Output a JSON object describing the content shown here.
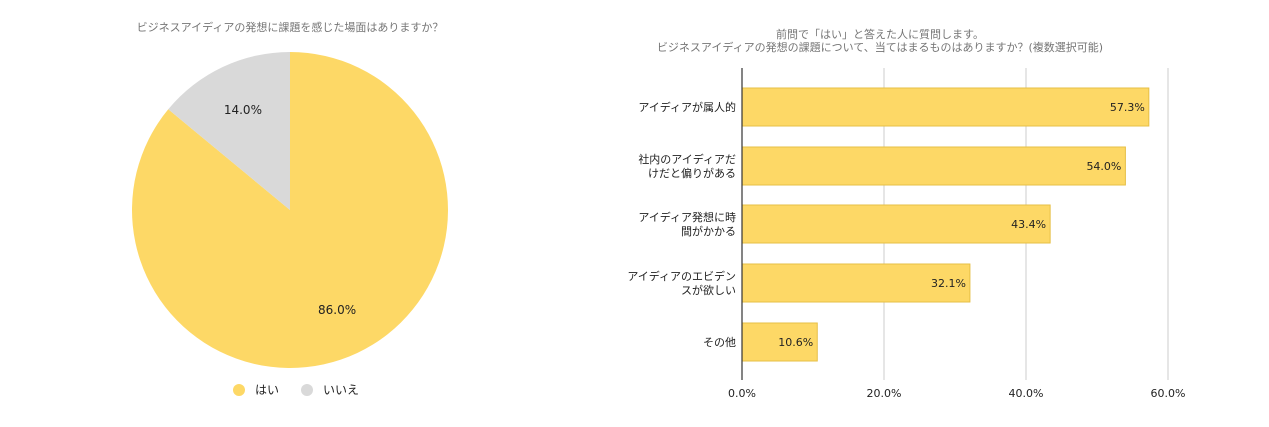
{
  "colors": {
    "yes": "#fdd866",
    "no": "#d9d9d9",
    "bar_fill": "#fdd866",
    "bar_stroke": "#e6bf45",
    "grid": "#cccccc",
    "axis": "#333333",
    "title": "#757575"
  },
  "chart_data": [
    {
      "type": "pie",
      "title": "ビジネスアイディアの発想に課題を感じた場面はありますか？",
      "slices": [
        {
          "label": "はい",
          "value": 86.0,
          "display": "86.0%"
        },
        {
          "label": "いいえ",
          "value": 14.0,
          "display": "14.0%"
        }
      ],
      "legend_position": "bottom"
    },
    {
      "type": "bar",
      "orientation": "horizontal",
      "title": "前問で「はい」と答えた人に質問します。",
      "subtitle": "ビジネスアイディアの発想の課題について、当てはまるものはありますか？(複数選択可能)",
      "categories": [
        [
          "アイディアが属人的"
        ],
        [
          "社内のアイディアだ",
          "けだと偏りがある"
        ],
        [
          "アイディア発想に時",
          "間がかかる"
        ],
        [
          "アイディアのエビデン",
          "スが欲しい"
        ],
        [
          "その他"
        ]
      ],
      "values": [
        57.3,
        54.0,
        43.4,
        32.1,
        10.6
      ],
      "value_labels": [
        "57.3%",
        "54.0%",
        "43.4%",
        "32.1%",
        "10.6%"
      ],
      "xlim": [
        0,
        60
      ],
      "xticks": [
        "0.0%",
        "20.0%",
        "40.0%",
        "60.0%"
      ],
      "grid": true
    }
  ]
}
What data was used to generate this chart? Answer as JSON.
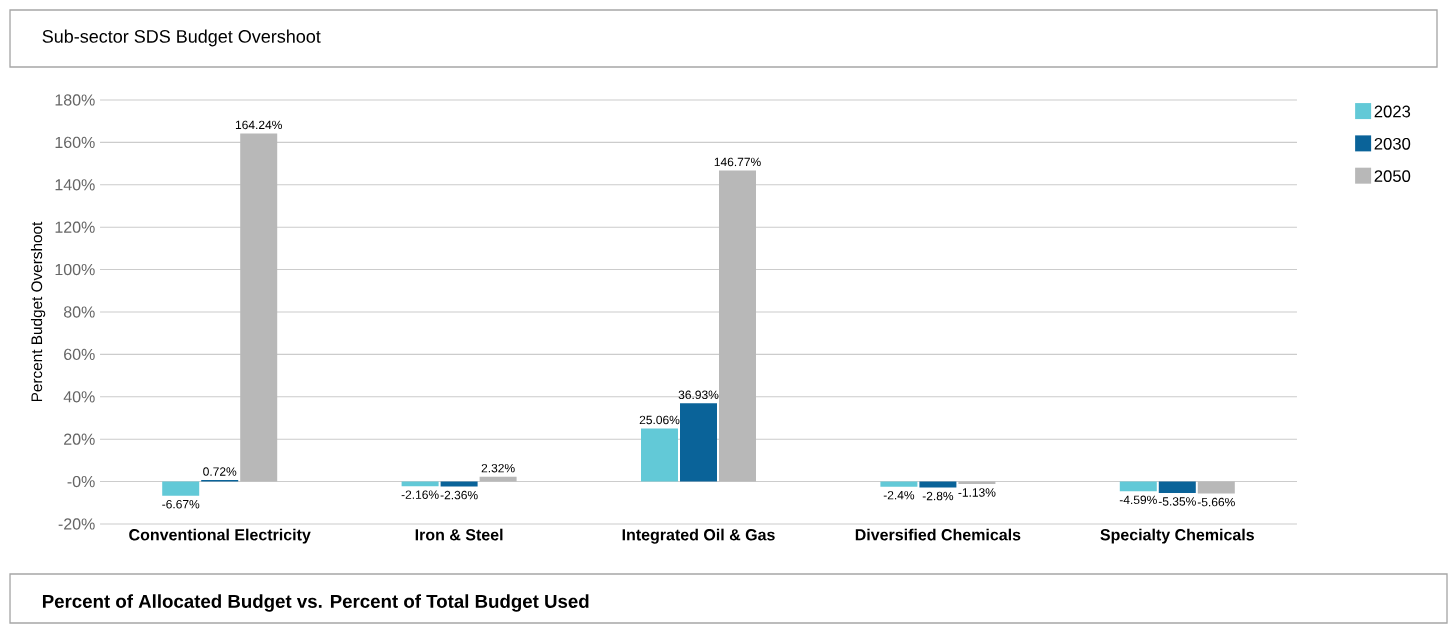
{
  "chart_data": {
    "type": "bar",
    "title": "Sub-sector SDS Budget Overshoot",
    "ylabel": "Percent Budget Overshoot",
    "categories": [
      "Conventional Electricity",
      "Iron & Steel",
      "Integrated Oil & Gas",
      "Diversified Chemicals",
      "Specialty Chemicals"
    ],
    "series": [
      {
        "name": "2023",
        "color": "#62c9d7",
        "values": [
          -6.67,
          -2.16,
          25.06,
          -2.4,
          -4.59
        ],
        "value_labels": [
          "-6.67%",
          "-2.16%",
          "25.06%",
          "-2.4%",
          "-4.59%"
        ]
      },
      {
        "name": "2030",
        "color": "#0a6399",
        "values": [
          0.72,
          -2.36,
          36.93,
          -2.8,
          -5.35
        ],
        "value_labels": [
          "0.72%",
          "-2.36%",
          "36.93%",
          "-2.8%",
          "-5.35%"
        ]
      },
      {
        "name": "2050",
        "color": "#b8b8b8",
        "values": [
          164.24,
          2.32,
          146.77,
          -1.13,
          -5.66
        ],
        "value_labels": [
          "164.24%",
          "2.32%",
          "146.77%",
          "-1.13%",
          "-5.66%"
        ]
      }
    ],
    "ylim": [
      -20,
      180
    ],
    "yticks": [
      {
        "value": -20,
        "label": "-20%"
      },
      {
        "value": 0,
        "label": "-0%"
      },
      {
        "value": 20,
        "label": "20%"
      },
      {
        "value": 40,
        "label": "40%"
      },
      {
        "value": 60,
        "label": "60%"
      },
      {
        "value": 80,
        "label": "80%"
      },
      {
        "value": 100,
        "label": "100%"
      },
      {
        "value": 120,
        "label": "120%"
      },
      {
        "value": 140,
        "label": "140%"
      },
      {
        "value": 160,
        "label": "160%"
      },
      {
        "value": 180,
        "label": "180%"
      }
    ],
    "grid": "y",
    "legend": "top right",
    "annotations": [
      "Percent of Allocated Budget vs. Percent of Total Budget Used"
    ]
  }
}
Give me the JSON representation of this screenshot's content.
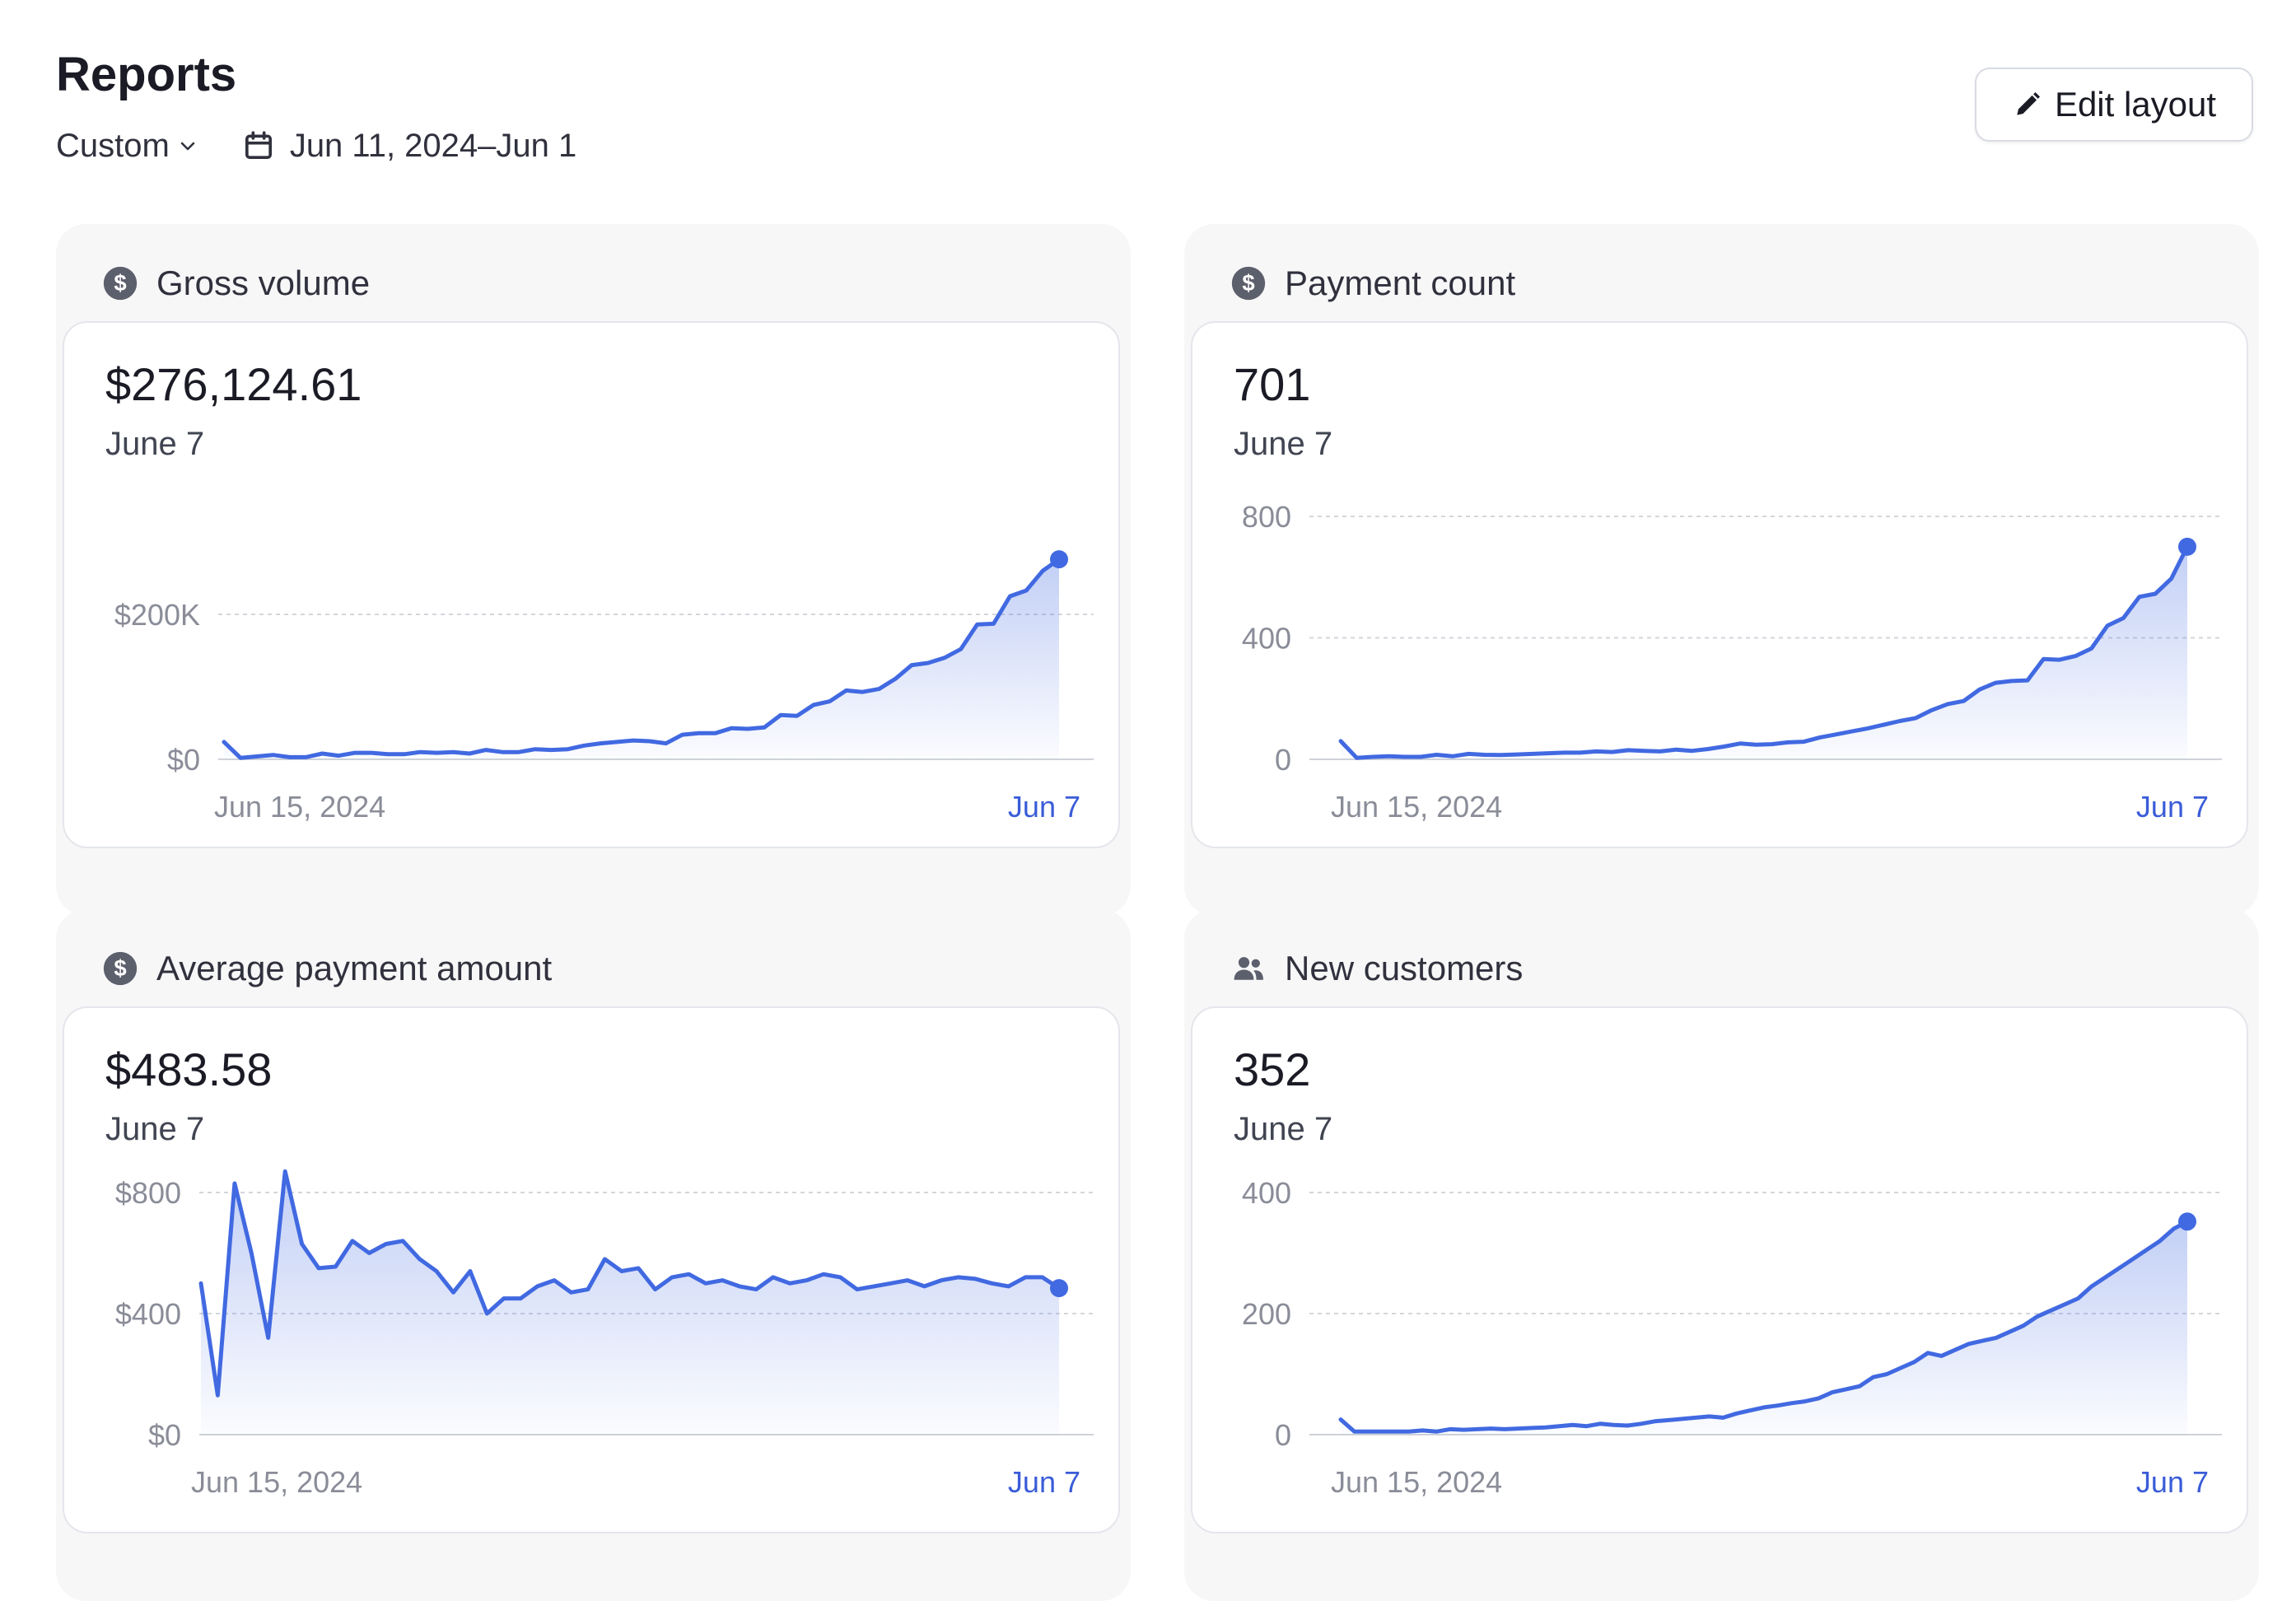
{
  "page": {
    "title": "Reports",
    "range_select": "Custom",
    "date_range": "Jun 11, 2024–Jun 1",
    "edit_label": "Edit layout"
  },
  "colors": {
    "line": "#4169e1",
    "grid": "#d4d6dc",
    "axis_label": "#8a8d98",
    "end_label": "#3a5cd8"
  },
  "cards": [
    {
      "title": "Gross volume",
      "icon": "dollar-circle-icon",
      "value": "$276,124.61",
      "date": "June 7",
      "chart_data": {
        "type": "area",
        "y_ticks": [
          {
            "label": "$200K",
            "value": 200000
          },
          {
            "label": "$0",
            "value": 0
          }
        ],
        "ylim": [
          0,
          300000
        ],
        "x_start_label": "Jun 15, 2024",
        "x_end_label": "Jun 7",
        "values": [
          24000,
          2000,
          4000,
          6000,
          3000,
          3000,
          8000,
          5000,
          9000,
          9000,
          7000,
          7000,
          10000,
          9000,
          10000,
          8000,
          13000,
          10000,
          10000,
          14000,
          13000,
          14000,
          19000,
          22000,
          24000,
          26000,
          25000,
          22000,
          34000,
          36000,
          36000,
          43000,
          42000,
          44000,
          61000,
          60000,
          75000,
          80000,
          95000,
          93000,
          97000,
          111000,
          130000,
          133000,
          140000,
          152000,
          186000,
          187000,
          225000,
          233000,
          260000,
          276000
        ]
      }
    },
    {
      "title": "Payment count",
      "icon": "dollar-circle-icon",
      "value": "701",
      "date": "June 7",
      "chart_data": {
        "type": "area",
        "y_ticks": [
          {
            "label": "800",
            "value": 800
          },
          {
            "label": "400",
            "value": 400
          },
          {
            "label": "0",
            "value": 0
          }
        ],
        "ylim": [
          0,
          800
        ],
        "x_start_label": "Jun 15, 2024",
        "x_end_label": "Jun 7",
        "values": [
          60,
          5,
          8,
          10,
          8,
          8,
          15,
          10,
          18,
          15,
          14,
          16,
          18,
          20,
          22,
          22,
          26,
          24,
          30,
          28,
          26,
          32,
          28,
          34,
          42,
          52,
          48,
          50,
          56,
          58,
          72,
          82,
          92,
          102,
          114,
          126,
          136,
          162,
          182,
          192,
          230,
          252,
          258,
          260,
          330,
          328,
          340,
          365,
          440,
          465,
          535,
          545,
          595,
          700
        ]
      }
    },
    {
      "title": "Average payment amount",
      "icon": "dollar-circle-icon",
      "value": "$483.58",
      "date": "June 7",
      "chart_data": {
        "type": "area",
        "y_ticks": [
          {
            "label": "$800",
            "value": 800
          },
          {
            "label": "$400",
            "value": 400
          },
          {
            "label": "$0",
            "value": 0
          }
        ],
        "ylim": [
          0,
          800
        ],
        "x_start_label": "Jun 15, 2024",
        "x_end_label": "Jun 7",
        "values": [
          500,
          130,
          830,
          600,
          320,
          870,
          630,
          550,
          555,
          640,
          600,
          630,
          640,
          580,
          540,
          470,
          540,
          400,
          450,
          450,
          490,
          510,
          470,
          480,
          580,
          540,
          550,
          480,
          520,
          530,
          500,
          510,
          490,
          480,
          520,
          500,
          510,
          530,
          520,
          480,
          490,
          500,
          510,
          490,
          510,
          520,
          515,
          500,
          490,
          520,
          520,
          484
        ]
      }
    },
    {
      "title": "New customers",
      "icon": "users-icon",
      "value": "352",
      "date": "June 7",
      "chart_data": {
        "type": "area",
        "y_ticks": [
          {
            "label": "400",
            "value": 400
          },
          {
            "label": "200",
            "value": 200
          },
          {
            "label": "0",
            "value": 0
          }
        ],
        "ylim": [
          0,
          400
        ],
        "x_start_label": "Jun 15, 2024",
        "x_end_label": "Jun 7",
        "values": [
          25,
          5,
          5,
          5,
          5,
          5,
          7,
          5,
          9,
          8,
          9,
          10,
          9,
          10,
          11,
          12,
          14,
          16,
          14,
          18,
          16,
          15,
          18,
          22,
          24,
          26,
          28,
          30,
          28,
          35,
          40,
          45,
          48,
          52,
          55,
          60,
          70,
          75,
          80,
          95,
          100,
          110,
          120,
          135,
          130,
          140,
          150,
          155,
          160,
          170,
          180,
          195,
          205,
          215,
          225,
          245,
          260,
          275,
          290,
          305,
          320,
          340,
          352
        ]
      }
    }
  ]
}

....

Exercise instructions: Copy every line of the entries above in which "grid" occurs.

Response for this exercise:
    "grid": "#cccccc",
      "grid": true
    "grid": "y",
    "grid": "#d4d6dc",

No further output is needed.